■ Required work
Every line in the material below that includes "menu" should be copied.

■ Data in this exercise
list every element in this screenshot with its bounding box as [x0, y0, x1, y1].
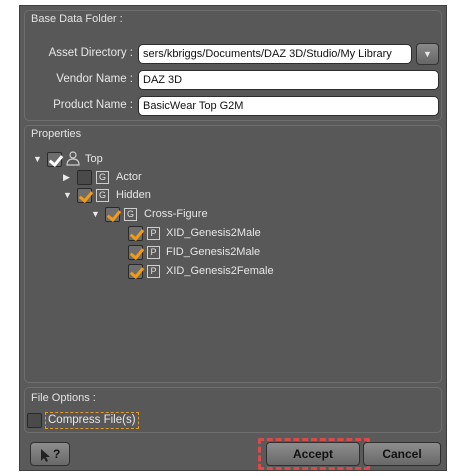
tree-item-hidden[interactable]: ▼ G Hidden: [25, 187, 425, 203]
tree-item-label: Cross-Figure: [144, 208, 208, 220]
property-icon: P: [147, 227, 160, 240]
tree-item-label: XID_Genesis2Male: [166, 227, 261, 239]
asset-directory-dropdown-button[interactable]: ▼: [416, 43, 439, 65]
save-dialog: Base Data Folder : Asset Directory : ser…: [19, 5, 447, 471]
cancel-button[interactable]: Cancel: [363, 442, 441, 466]
expand-down-icon[interactable]: ▼: [63, 190, 73, 200]
compress-files-label[interactable]: Compress File(s): [45, 412, 139, 429]
tree-item-xid-genesis2male[interactable]: P XID_Genesis2Male: [25, 225, 425, 241]
property-icon: P: [147, 265, 160, 278]
tree-item-actor[interactable]: ▶ G Actor: [25, 169, 425, 185]
vendor-name-field[interactable]: DAZ 3D: [138, 70, 439, 90]
tree-item-label: FID_Genesis2Male: [166, 246, 261, 258]
top-checkbox[interactable]: [47, 152, 62, 167]
group-icon: G: [96, 189, 109, 202]
product-name-field[interactable]: BasicWear Top G2M: [138, 96, 439, 116]
asset-directory-field[interactable]: sers/kbriggs/Documents/DAZ 3D/Studio/My …: [138, 44, 412, 64]
compress-files-checkbox[interactable]: [27, 413, 42, 428]
hidden-checkbox[interactable]: [77, 188, 92, 203]
tree-item-xid-genesis2female[interactable]: P XID_Genesis2Female: [25, 263, 425, 279]
help-label: ?: [53, 447, 61, 461]
xid-genesis2male-checkbox[interactable]: [128, 226, 143, 241]
file-options-title: File Options :: [31, 392, 96, 404]
base-data-folder-title: Base Data Folder :: [31, 13, 123, 25]
asset-directory-label: Asset Directory :: [48, 47, 133, 59]
fid-genesis2male-checkbox[interactable]: [128, 245, 143, 260]
help-cursor-icon: [41, 448, 50, 462]
file-options-group: File Options : Compress File(s): [24, 387, 442, 433]
actor-checkbox[interactable]: [77, 170, 92, 185]
tree-item-label: Top: [85, 153, 103, 165]
group-icon: G: [96, 171, 109, 184]
expand-down-icon[interactable]: ▼: [91, 209, 101, 219]
tree-item-top[interactable]: ▼ Top: [25, 151, 425, 167]
help-button[interactable]: ?: [30, 442, 70, 466]
properties-group: Properties ▼ Top ▶ G Actor ▼ G Hidden ▼: [24, 125, 442, 383]
expand-down-icon[interactable]: ▼: [33, 154, 43, 164]
figure-icon: [66, 151, 80, 166]
properties-title: Properties: [31, 128, 82, 140]
xid-genesis2female-checkbox[interactable]: [128, 264, 143, 279]
base-data-folder-group: Base Data Folder : Asset Directory : ser…: [24, 10, 442, 121]
tree-item-fid-genesis2male[interactable]: P FID_Genesis2Male: [25, 244, 425, 260]
tree-item-cross-figure[interactable]: ▼ G Cross-Figure: [25, 206, 425, 222]
group-icon: G: [124, 208, 137, 221]
product-name-label: Product Name :: [53, 99, 133, 111]
tree-item-label: Actor: [116, 171, 142, 183]
chevron-down-icon: ▼: [423, 49, 432, 59]
property-icon: P: [147, 246, 160, 259]
vendor-name-label: Vendor Name :: [56, 73, 133, 85]
tree-item-label: Hidden: [116, 189, 151, 201]
expand-right-icon[interactable]: ▶: [63, 172, 73, 182]
accept-button[interactable]: Accept: [266, 442, 360, 466]
cross-figure-checkbox[interactable]: [105, 207, 120, 222]
tree-item-label: XID_Genesis2Female: [166, 265, 274, 277]
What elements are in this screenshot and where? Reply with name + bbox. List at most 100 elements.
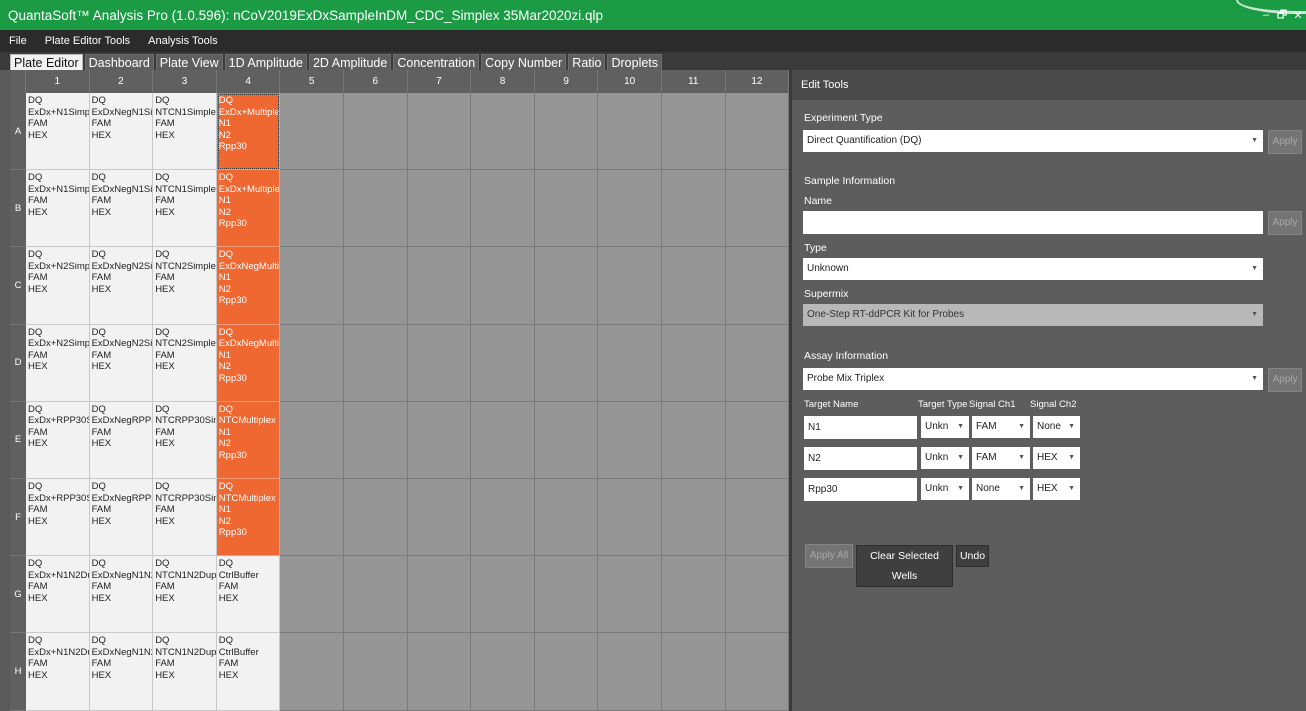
row-header[interactable]: C (10, 247, 26, 325)
plate-well[interactable] (598, 401, 662, 479)
plate-well[interactable] (598, 93, 662, 171)
plate-well[interactable]: DQExDx+RPP30SiiFAMHEX (26, 479, 90, 557)
plate-well[interactable] (534, 479, 599, 557)
plate-well[interactable]: DQ ExDxNegN1Sin FAM HEX (89, 170, 154, 248)
plate-well[interactable] (344, 401, 408, 479)
plate-well[interactable] (471, 401, 535, 479)
plate-well[interactable]: DQ NTCN2Simplex FAM HEX (153, 247, 217, 325)
plate-well[interactable] (725, 93, 790, 171)
plate-well[interactable]: DQNTCRPP30SimpFAMHEX (153, 479, 217, 557)
plate-well[interactable] (280, 247, 344, 325)
row-header[interactable]: B (10, 170, 26, 248)
plate-well[interactable]: DQ NTCN1Simplex FAM HEX (153, 93, 217, 171)
plate-well[interactable] (471, 93, 535, 171)
column-header[interactable]: 11 (662, 70, 726, 93)
tab-dashboard[interactable]: Dashboard (84, 54, 154, 70)
row-header[interactable]: A (10, 93, 26, 171)
tab-plate-editor[interactable]: Plate Editor (10, 54, 83, 70)
signal-ch2-select[interactable]: None ▼ (1033, 416, 1080, 438)
plate-well[interactable] (407, 170, 472, 248)
assay-select[interactable]: Probe Mix Triplex ▼ (803, 368, 1263, 390)
column-header[interactable]: 2 (89, 70, 154, 93)
plate-well[interactable] (598, 170, 662, 248)
tab-concentration[interactable]: Concentration (393, 54, 480, 70)
plate-well[interactable]: DQ CtrlBuffer FAM HEX (216, 556, 281, 634)
row-header[interactable]: G (10, 556, 26, 634)
tab-2d-amplitude[interactable]: 2D Amplitude (308, 54, 392, 70)
plate-well[interactable]: DQ ExDx+N1Simpl FAM HEX (26, 170, 90, 248)
plate-well[interactable] (280, 170, 344, 248)
menu-plate-editor-tools[interactable]: Plate Editor Tools (36, 30, 139, 52)
plate-well[interactable] (662, 93, 726, 171)
plate-well[interactable]: DQ ExDxNegN1N2 FAM HEX (89, 633, 154, 711)
plate-well[interactable] (725, 401, 790, 479)
plate-well[interactable]: DQ ExDx+N1N2Du FAM HEX (26, 633, 90, 711)
plate-well[interactable] (725, 247, 790, 325)
plate-well[interactable]: DQ ExDxNegN1N2 FAM HEX (89, 556, 154, 634)
plate-well[interactable] (471, 247, 535, 325)
plate-well[interactable]: DQ ExDxNegN1Sin FAM HEX (89, 93, 154, 171)
plate-well[interactable] (344, 93, 408, 171)
menu-file[interactable]: File (0, 30, 36, 52)
column-header[interactable]: 7 (407, 70, 472, 93)
target-name-input[interactable]: N2 (804, 447, 917, 470)
plate-well[interactable] (598, 479, 662, 557)
plate-well[interactable] (598, 324, 662, 402)
close-icon[interactable]: ✕ (1290, 9, 1306, 22)
plate-well[interactable] (280, 556, 344, 634)
plate-well[interactable] (471, 324, 535, 402)
plate-well[interactable] (407, 401, 472, 479)
plate-well[interactable]: DQNTCRPP30SimpFAMHEX (153, 401, 217, 479)
column-header[interactable]: 5 (280, 70, 344, 93)
tab-droplets[interactable]: Droplets (607, 54, 663, 70)
signal-ch2-select[interactable]: HEX ▼ (1033, 447, 1080, 469)
target-name-input[interactable]: Rpp30 (804, 478, 917, 501)
plate-well[interactable]: DQExDxNegRPP3(FAMHEX (89, 401, 154, 479)
plate-well[interactable] (471, 633, 535, 711)
plate-well[interactable] (725, 556, 790, 634)
tab-1d-amplitude[interactable]: 1D Amplitude (224, 54, 307, 70)
target-type-select[interactable]: Unkn ▼ (921, 416, 969, 438)
tab-ratio[interactable]: Ratio (568, 54, 606, 70)
plate-well[interactable] (407, 479, 472, 557)
supermix-select[interactable]: One-Step RT-ddPCR Kit for Probes ▼ (803, 304, 1263, 326)
experiment-type-select[interactable]: Direct Quantification (DQ) ▼ (803, 130, 1263, 152)
signal-ch1-select[interactable]: FAM ▼ (972, 447, 1030, 469)
plate-well[interactable] (407, 633, 472, 711)
plate-well[interactable] (280, 479, 344, 557)
clear-selected-wells-button[interactable]: Clear Selected Wells (856, 545, 953, 587)
plate-well[interactable]: DQ ExDx+N1N2Du FAM HEX (26, 556, 90, 634)
plate-well[interactable]: DQ NTCMultiplex N1 N2 Rpp30 (216, 401, 281, 479)
plate-well[interactable] (471, 170, 535, 248)
plate-well[interactable] (725, 170, 790, 248)
plate-well[interactable]: DQ ExDxNegMultip N1 N2 Rpp30 (216, 324, 281, 402)
plate-well[interactable] (344, 247, 408, 325)
plate-well[interactable] (725, 633, 790, 711)
plate-well[interactable] (280, 401, 344, 479)
plate-well[interactable] (407, 556, 472, 634)
plate-well[interactable] (534, 401, 599, 479)
plate-well[interactable] (471, 479, 535, 557)
plate-well[interactable] (344, 556, 408, 634)
plate-well[interactable]: DQ CtrlBuffer FAM HEX (216, 633, 281, 711)
target-name-input[interactable]: N1 (804, 416, 917, 439)
plate-well[interactable] (344, 170, 408, 248)
plate-well[interactable] (662, 633, 726, 711)
plate-well[interactable] (662, 556, 726, 634)
tab-copy-number[interactable]: Copy Number (481, 54, 567, 70)
plate-well[interactable] (534, 170, 599, 248)
undo-button[interactable]: Undo (956, 545, 989, 567)
plate-well[interactable]: DQ NTCN1Simplex FAM HEX (153, 170, 217, 248)
plate-well[interactable]: DQ ExDx+Multiple N1 N2 Rpp30 (216, 170, 281, 248)
plate-well[interactable] (344, 479, 408, 557)
plate-well[interactable] (662, 247, 726, 325)
target-type-select[interactable]: Unkn ▼ (921, 478, 969, 500)
row-header[interactable]: E (10, 401, 26, 479)
plate-corner[interactable] (10, 70, 26, 93)
signal-ch1-select[interactable]: None ▼ (972, 478, 1030, 500)
plate-well[interactable] (662, 170, 726, 248)
plate-well[interactable]: DQ NTCN2Simplex FAM HEX (153, 324, 217, 402)
row-header[interactable]: H (10, 633, 26, 711)
plate-well[interactable] (662, 401, 726, 479)
apply-experiment-button[interactable]: Apply (1268, 130, 1302, 154)
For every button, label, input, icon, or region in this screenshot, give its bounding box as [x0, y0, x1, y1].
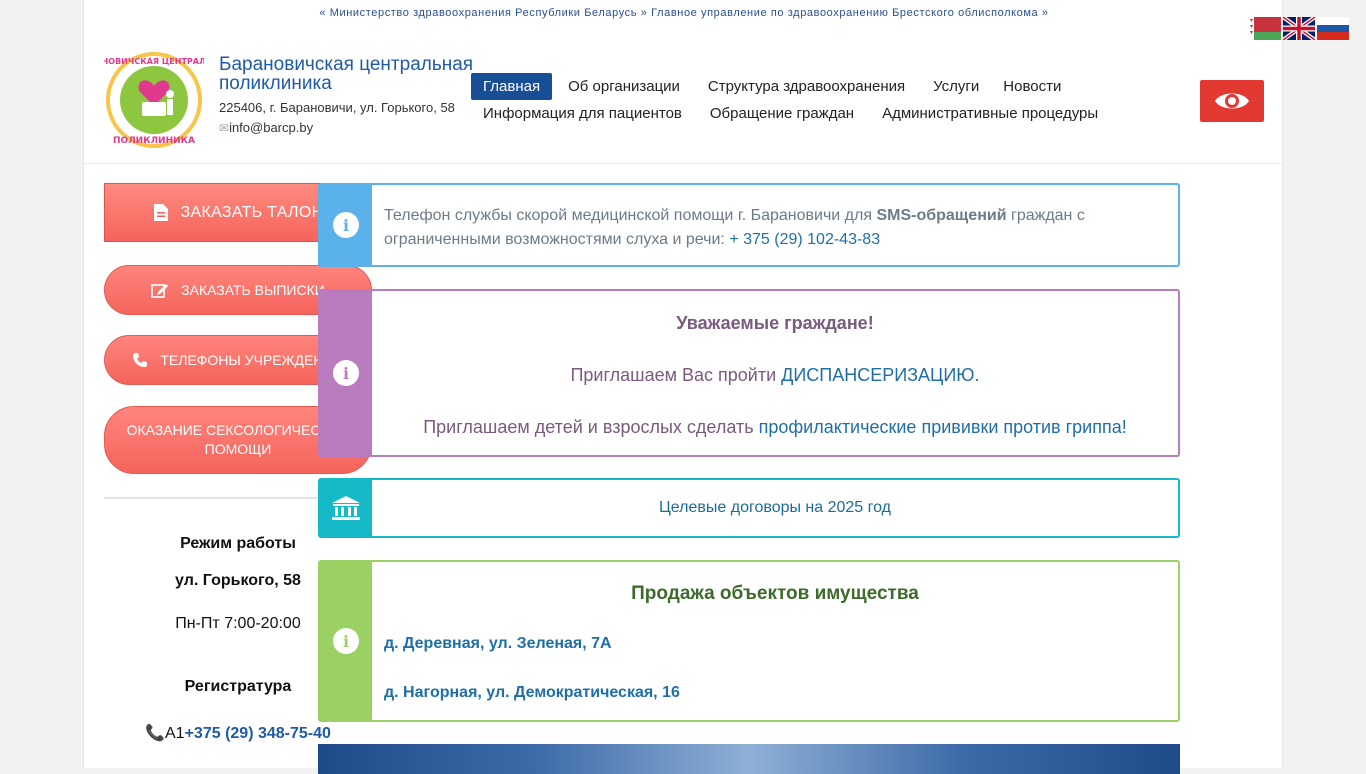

■ Written reply
menu-plate-editor-tools[interactable]: Plate Editor Tools (36, 30, 139, 52)
menu-file[interactable]: File (0, 30, 36, 52)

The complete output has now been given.